Exercise objective: The records below are to be quoted in full; please keep every word exact.

+++ Dataset extract

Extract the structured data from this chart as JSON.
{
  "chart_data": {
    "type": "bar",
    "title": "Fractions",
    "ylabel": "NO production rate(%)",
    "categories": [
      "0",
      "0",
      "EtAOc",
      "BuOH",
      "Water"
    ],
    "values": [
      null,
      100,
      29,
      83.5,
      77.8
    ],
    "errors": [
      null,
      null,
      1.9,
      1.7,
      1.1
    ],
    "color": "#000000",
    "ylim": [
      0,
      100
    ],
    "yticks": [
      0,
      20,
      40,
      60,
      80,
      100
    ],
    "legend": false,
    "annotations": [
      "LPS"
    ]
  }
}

++++++

Output:
Extract the structured data from this chart as JSON.
{
  "chart_data": {
    "type": "bar",
    "title": "Fractions",
    "ylabel": "NO production rate(%)",
    "categories": [
      "0",
      "0",
      "EtAOc",
      "BuOH",
      "Water"
    ],
    "values": [
      null,
      100,
      29,
      83.5,
      77.8
    ],
    "errors": [
      null,
      null,
      1.9,
      1.7,
      1.1
    ],
    "color": "#000000",
    "ylim": [
      0,
      100
    ],
    "yticks": [
      0,
      20,
      40,
      60,
      80,
      100
    ],
    "legend": false,
    "annotations": [
      "LPS"
    ]
  }
}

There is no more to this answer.